** Start Text segment **
Seven FAQ's about Christian Faith (and Seven More for Good Luck) 03


Ch.3: Is God in Control? Why Predestination Does Not Have to be Depress-tination

What Do You Mean By “Control”?

Is God in control of the direction and actions of history? Yes? No? Maybe? It all depends on what you mean by control.
-if you mean total control via a pre-scripted invariant plan drawn up by God before history began, No.
-if you mean that God is directing history to a preordained end through the real and responsible actions of creatures he has enabled to make their own actions and decisions, Yes.
The first is not love. Love creates new possibilities, growth, and futures. God’s love is both the expansive power of our growth toward new futures and that new future itself which brings each of us individually and as a whole to the fulness that is in Christ. Thus, the second option seems preferable. God establishes a good end for his creation and creatures and journeys with them in real relationships (in all their ups and downs) trusting his love to bring all things to that good end.
Because it’s love no causal or mechanical models will help us understand it. Love means relationship and relationship works on a different logic (if that is the right word) altogether.
“Here is God’s covenant with Abraham that is unconditional and unilateral. Here is God’s covenant with Moses and Israel that is bilateral and conditional. They are there together, and that interface of contradiction may offer us the most work to do but also the most honest disclosure of the truth of our life. The full tradition asserts that all of our relationships, including that with the Holy One, are an unsettled mix of unilateral and bilateral, of conditional and unconditional.”[1]
Just the brew we find pictured in the Bible’s portrayal between God and humanity. God’s full unilateral control and power over all his creation is everywhere asserted. Yet human beings must respond and act properly for God’s creation to be what God wants it to be. Somehow, these two realities, both ordained by God, interact in sometimes surprising and volatile ways, all the time working out and leading us to God’s settled end for us. Nothing is prescribed for us in a way that renders us automatons or puppets.
The story of the “hardening of Pharaoh’s heart” in Exodus is instructive here. If we read the story carefully we learn that both God and Pharaoh are agents who harden Pharaoh’s heart, neither alone. God acts sovereignly, Pharaoh acts freely. God’s declared intention to harden Pharaoh’s heart is achieved yet without bypassing the responsibility and response-ability of Pharaoh. An incalculable quality attends relationships. And it’s that quality that keeps us from “smoothing out” it’s logic in intellectual terms. That is, neither determinism nor free will is appropriate to the reality it seeks to explain. Intellectually, there’s “white space” between the two realities scripture requires us to hold together. Instead of filling it in with explanations which distort, we best leave it blank and persist in affirming both parts of what scripture affirms. And allow the mystery of how that happens to remain the prerogative of God.
** End Text segment **
» **Goals**
#1 List every word or short phrase that the chapter on predestination sets in quotation marks, leaving out the long quotation that ends with a footnote marker.
#2 Please reproduce the predestination chapter word for word, from "The first is" down to "that good end.".
#3 Carry the chapter on predestination forward from its last sentence.
** Start Provided information **
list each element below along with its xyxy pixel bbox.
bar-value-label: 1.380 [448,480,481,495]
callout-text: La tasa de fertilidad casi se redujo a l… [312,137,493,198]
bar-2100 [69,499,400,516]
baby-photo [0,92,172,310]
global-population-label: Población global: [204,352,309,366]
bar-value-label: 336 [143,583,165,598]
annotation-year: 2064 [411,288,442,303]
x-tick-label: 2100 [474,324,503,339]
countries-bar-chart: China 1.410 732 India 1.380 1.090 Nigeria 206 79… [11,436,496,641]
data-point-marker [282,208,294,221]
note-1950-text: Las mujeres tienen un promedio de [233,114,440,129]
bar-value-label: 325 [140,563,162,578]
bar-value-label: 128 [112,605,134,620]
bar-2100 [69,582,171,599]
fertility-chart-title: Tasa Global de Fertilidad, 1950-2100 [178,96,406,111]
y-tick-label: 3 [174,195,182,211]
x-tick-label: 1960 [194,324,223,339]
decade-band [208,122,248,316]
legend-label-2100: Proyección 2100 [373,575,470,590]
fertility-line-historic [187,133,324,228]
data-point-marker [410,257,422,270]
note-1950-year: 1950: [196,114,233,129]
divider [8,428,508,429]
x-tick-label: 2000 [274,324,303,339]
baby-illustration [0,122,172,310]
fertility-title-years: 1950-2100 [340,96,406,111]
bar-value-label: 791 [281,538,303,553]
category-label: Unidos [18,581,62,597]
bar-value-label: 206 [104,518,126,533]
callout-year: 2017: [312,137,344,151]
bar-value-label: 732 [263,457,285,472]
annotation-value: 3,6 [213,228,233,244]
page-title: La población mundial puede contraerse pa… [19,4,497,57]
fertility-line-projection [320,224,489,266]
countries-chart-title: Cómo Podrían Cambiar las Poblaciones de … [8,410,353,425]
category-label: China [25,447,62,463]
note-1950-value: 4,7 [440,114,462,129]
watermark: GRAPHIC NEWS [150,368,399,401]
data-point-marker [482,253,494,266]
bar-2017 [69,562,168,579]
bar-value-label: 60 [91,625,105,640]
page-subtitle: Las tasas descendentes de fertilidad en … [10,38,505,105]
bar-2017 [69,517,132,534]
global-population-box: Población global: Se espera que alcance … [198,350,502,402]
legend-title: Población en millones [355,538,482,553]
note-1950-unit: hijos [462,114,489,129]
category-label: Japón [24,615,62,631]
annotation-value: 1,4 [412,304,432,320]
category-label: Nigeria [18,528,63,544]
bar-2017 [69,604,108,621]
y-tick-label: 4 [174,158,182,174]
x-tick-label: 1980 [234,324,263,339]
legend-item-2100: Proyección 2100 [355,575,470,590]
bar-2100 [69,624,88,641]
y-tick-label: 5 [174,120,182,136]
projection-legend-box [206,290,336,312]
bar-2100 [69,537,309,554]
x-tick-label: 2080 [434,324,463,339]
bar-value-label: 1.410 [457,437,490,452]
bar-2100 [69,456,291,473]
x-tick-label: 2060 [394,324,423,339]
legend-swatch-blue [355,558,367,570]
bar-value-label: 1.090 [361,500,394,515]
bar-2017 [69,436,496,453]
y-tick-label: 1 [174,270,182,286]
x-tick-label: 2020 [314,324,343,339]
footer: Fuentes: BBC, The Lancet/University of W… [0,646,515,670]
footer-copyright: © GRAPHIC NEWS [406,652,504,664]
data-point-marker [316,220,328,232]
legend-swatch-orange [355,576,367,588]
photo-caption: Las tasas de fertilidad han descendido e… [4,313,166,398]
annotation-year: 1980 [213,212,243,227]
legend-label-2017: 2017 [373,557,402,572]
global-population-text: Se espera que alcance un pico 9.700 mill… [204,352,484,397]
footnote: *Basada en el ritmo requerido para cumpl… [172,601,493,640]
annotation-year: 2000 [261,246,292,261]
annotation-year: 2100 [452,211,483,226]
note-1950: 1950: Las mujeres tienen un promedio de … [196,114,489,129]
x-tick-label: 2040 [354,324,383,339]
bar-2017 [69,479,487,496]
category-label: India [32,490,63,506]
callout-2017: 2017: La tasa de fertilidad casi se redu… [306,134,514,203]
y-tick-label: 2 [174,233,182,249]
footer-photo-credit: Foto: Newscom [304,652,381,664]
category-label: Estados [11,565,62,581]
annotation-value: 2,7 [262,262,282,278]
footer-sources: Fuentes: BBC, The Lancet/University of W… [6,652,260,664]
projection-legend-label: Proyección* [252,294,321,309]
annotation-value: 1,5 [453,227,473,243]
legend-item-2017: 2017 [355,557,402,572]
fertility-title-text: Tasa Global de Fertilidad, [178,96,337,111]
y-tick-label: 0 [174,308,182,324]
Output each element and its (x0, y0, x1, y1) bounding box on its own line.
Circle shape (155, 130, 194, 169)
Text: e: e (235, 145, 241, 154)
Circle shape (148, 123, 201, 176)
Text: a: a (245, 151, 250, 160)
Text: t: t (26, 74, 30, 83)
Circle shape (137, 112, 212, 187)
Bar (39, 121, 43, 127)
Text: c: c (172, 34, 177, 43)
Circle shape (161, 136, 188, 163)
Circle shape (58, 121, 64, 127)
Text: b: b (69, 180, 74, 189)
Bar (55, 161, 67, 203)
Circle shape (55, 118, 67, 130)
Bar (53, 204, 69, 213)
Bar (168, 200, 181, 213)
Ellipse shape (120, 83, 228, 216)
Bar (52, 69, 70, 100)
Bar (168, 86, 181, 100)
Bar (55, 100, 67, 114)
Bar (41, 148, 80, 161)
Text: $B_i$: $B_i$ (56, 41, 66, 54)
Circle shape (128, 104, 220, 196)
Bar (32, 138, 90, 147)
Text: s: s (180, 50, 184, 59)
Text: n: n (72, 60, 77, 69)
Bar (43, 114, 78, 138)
** End Provided information **
** Start Provided information **
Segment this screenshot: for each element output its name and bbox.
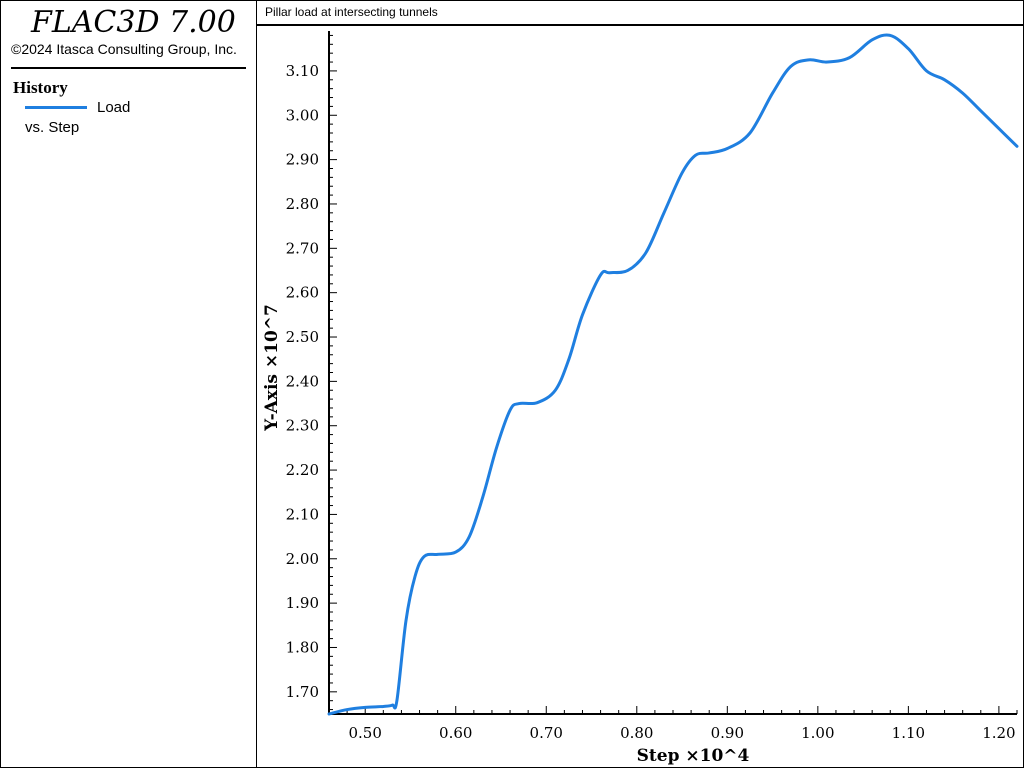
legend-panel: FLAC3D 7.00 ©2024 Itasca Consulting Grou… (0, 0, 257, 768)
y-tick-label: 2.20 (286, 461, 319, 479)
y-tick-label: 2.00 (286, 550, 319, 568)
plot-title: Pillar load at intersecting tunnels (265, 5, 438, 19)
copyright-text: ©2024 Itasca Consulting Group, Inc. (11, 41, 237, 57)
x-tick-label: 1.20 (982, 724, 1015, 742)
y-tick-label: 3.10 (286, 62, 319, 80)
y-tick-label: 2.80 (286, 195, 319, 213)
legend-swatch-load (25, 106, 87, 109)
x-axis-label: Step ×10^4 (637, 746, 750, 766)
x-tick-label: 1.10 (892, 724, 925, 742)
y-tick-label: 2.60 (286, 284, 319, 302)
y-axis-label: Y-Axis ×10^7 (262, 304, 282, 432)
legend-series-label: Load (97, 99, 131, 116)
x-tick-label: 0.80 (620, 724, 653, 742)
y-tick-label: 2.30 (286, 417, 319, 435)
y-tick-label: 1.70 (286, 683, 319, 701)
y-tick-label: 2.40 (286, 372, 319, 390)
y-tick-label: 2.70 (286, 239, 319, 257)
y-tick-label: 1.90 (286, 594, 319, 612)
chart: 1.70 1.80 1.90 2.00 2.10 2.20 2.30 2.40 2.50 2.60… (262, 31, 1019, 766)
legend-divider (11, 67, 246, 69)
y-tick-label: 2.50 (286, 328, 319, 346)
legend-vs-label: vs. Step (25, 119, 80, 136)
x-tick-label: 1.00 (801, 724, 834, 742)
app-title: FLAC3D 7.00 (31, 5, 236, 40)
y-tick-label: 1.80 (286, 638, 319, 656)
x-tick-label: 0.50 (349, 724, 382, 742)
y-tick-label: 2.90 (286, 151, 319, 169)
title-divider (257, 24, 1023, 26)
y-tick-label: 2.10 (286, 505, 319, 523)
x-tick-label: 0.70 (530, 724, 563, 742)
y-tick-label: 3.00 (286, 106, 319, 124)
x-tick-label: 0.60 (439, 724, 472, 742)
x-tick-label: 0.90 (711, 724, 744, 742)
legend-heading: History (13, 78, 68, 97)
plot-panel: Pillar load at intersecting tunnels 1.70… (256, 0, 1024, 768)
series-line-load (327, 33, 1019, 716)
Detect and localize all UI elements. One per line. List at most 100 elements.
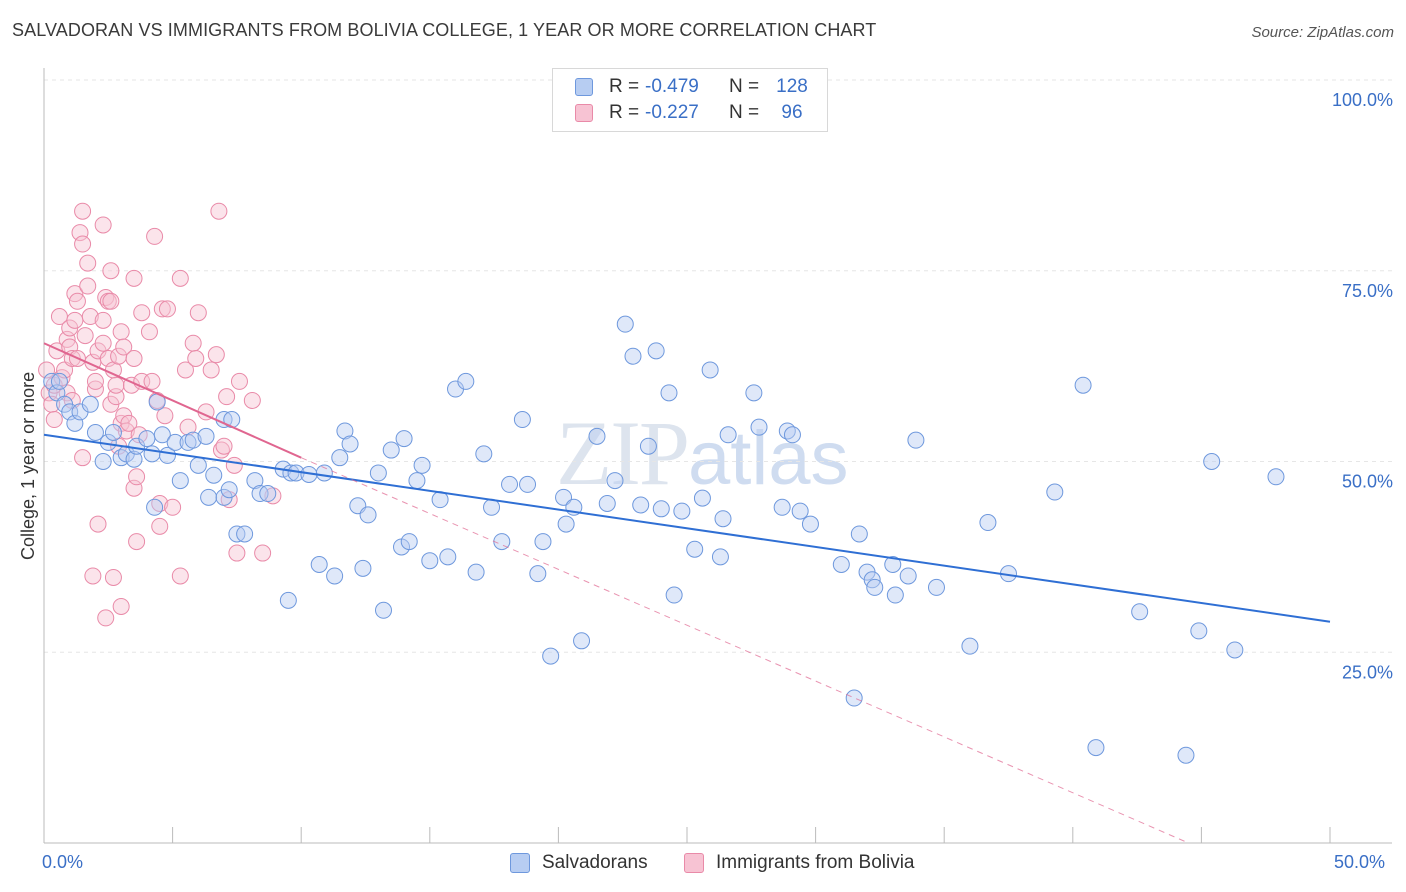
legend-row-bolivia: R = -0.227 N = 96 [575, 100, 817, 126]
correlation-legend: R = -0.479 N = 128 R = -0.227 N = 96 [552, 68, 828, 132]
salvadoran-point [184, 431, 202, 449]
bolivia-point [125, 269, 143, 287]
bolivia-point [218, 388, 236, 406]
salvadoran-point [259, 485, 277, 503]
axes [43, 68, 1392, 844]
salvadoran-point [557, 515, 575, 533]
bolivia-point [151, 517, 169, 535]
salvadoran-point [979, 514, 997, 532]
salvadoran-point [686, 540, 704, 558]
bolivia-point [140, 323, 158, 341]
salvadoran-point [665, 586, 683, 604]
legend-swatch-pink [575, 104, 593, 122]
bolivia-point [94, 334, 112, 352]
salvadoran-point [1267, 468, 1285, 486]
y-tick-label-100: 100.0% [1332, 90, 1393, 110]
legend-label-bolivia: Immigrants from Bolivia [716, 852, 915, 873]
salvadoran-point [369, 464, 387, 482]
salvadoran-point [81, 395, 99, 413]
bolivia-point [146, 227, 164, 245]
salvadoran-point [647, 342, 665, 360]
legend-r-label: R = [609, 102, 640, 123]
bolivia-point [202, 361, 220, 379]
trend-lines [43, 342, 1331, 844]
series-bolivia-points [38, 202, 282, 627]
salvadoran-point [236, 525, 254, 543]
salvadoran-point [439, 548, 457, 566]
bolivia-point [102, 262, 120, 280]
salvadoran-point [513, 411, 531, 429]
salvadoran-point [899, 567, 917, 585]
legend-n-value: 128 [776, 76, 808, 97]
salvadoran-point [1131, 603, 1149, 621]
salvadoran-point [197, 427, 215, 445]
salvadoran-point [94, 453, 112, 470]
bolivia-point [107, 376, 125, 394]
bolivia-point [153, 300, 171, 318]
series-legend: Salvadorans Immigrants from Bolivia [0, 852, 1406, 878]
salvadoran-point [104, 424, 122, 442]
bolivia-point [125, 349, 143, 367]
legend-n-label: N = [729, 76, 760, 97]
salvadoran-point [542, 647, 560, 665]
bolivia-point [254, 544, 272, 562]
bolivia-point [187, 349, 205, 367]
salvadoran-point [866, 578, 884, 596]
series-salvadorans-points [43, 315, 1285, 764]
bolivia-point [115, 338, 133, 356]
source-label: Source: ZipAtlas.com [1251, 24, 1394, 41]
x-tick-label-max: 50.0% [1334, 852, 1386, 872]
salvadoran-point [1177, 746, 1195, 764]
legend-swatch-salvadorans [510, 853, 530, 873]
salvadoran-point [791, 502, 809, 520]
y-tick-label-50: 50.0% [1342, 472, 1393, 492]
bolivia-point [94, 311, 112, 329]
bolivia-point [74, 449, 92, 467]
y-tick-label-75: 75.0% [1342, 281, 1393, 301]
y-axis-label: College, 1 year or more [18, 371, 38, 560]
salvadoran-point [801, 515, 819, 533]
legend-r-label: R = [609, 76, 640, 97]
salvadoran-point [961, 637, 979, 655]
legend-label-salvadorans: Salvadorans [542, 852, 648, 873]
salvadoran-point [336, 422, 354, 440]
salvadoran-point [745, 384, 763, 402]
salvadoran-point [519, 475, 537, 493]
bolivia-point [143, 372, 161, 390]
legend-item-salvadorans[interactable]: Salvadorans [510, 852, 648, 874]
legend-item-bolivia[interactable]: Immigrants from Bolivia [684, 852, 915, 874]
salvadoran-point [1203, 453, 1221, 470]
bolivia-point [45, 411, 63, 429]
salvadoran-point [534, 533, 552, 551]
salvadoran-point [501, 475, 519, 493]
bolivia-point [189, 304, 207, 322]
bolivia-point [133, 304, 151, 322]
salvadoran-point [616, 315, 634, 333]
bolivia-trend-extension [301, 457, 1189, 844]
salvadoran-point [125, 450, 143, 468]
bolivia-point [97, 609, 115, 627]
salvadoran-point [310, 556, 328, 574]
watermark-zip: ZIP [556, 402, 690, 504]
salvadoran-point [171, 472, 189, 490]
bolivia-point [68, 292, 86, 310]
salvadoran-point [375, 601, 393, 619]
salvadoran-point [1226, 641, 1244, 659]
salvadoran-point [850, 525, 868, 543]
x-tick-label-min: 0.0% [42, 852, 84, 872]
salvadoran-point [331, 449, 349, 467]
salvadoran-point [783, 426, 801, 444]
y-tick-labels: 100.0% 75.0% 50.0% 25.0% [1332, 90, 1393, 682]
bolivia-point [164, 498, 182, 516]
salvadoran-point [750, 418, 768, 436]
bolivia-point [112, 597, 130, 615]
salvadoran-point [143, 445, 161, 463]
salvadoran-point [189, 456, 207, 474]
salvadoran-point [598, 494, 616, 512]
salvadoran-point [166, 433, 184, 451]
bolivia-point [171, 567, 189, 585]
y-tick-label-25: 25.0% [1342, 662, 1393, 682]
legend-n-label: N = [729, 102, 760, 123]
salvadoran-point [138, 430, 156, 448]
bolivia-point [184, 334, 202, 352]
** End Provided information **
» **Answers below**
#1
Control
hardening of Pharaoh’s heart
smoothing out
white space

#2
The first is not love. Love creates new possibilities, growth, and futures. God’s love is both the expansive power of our growth toward new futures and that new future itself which brings each of us individually and as a whole to the fulness that is in Christ. Thus, the second option seems preferable. God establishes a good end for his creation and creatures and journeys with them in real relationships (in all their ups and downs) trusting his love to bring all things to that good end.

#3
Predestination/Election/Providence
Predestination/Election/Providence (PEP) are not synonymous terms but do converge in that each of them deal with the relation of divine action and human action.  Election is the primary term biblically but predestination is what most people usually call this issue.  I call it PEP here.
And I claim there is no reason why we should consider it depress-tination or be frightened at it.
Three observations about the relation of divine and human action.  First, PEP is not fatalism (a pagan Greek doctrine often confused with it).  PEP has nothing to do with a pre-scripted history that unfolds as foretold and cannot be changed.  Rid your minds of this notion if you hope to understand PEP. 
Second, God’s thoughts and ways are not our thoughts and ways:  Just because we cannot imagine how God’s sovereignty and human freedom can both be real without one canceling out or overriding the other does not mean God cannot manage it!
Third, the relation of divine and human action in PEP is asymmetrical.  Divine action is prior and primary, human action responsive to divine action.

My five rules for understanding PEP are these:

1.    PEP is the most radical way we have to say “grace.”
From creation to consummation and at every step in between the Bible affirms and proclaims that God acts first in gracious, creative and generative ways towards us.

2.    PEP is the most radical way we have to say “love.”

God is for us.  From all eternity God has determined to be for us, not against us.  What God is himself – an eternal communion of love given and returned between the Father and the Son in the Spirit – he is toward us.

3.    PEP means “victory/justice.”
God will prevail.  Somehow and in some way God will take this tale which so often seems “told by idiot, full of sound and fury signifying nothing” (Shakespeare, Macbeth) and bring it a fitting and flourishing end.  All things will be set right, judgment (however we envision it) will be executed, and shalom will reign throughout the ages of ages.

4.    PEP means “gratitude.”

Our lives are gifts, received with gratitude and lived with thanksgiving and generosity.  The primal human response to God is to say “thanks” (instead of the “You’re not the boss of me” our first parents offered their creator). 
5.    PEP means the “courage to live by the cross.”
All of this means that when the rubber hits the road we can and will “take up our cross” and follow Jesus wherever he goes and whatever he asks us to do.
Karl Barth calls the doctrine of election “the sum of the gospel,” the best of all words that can be said or heard!  As such it ought to inform and undergird all we are and do.  I hope some of my observations and rules help us recover the substance and vitality of this often wrongly maligned central truth of the Bible.   















[1] Brueggemann, 2011, 21.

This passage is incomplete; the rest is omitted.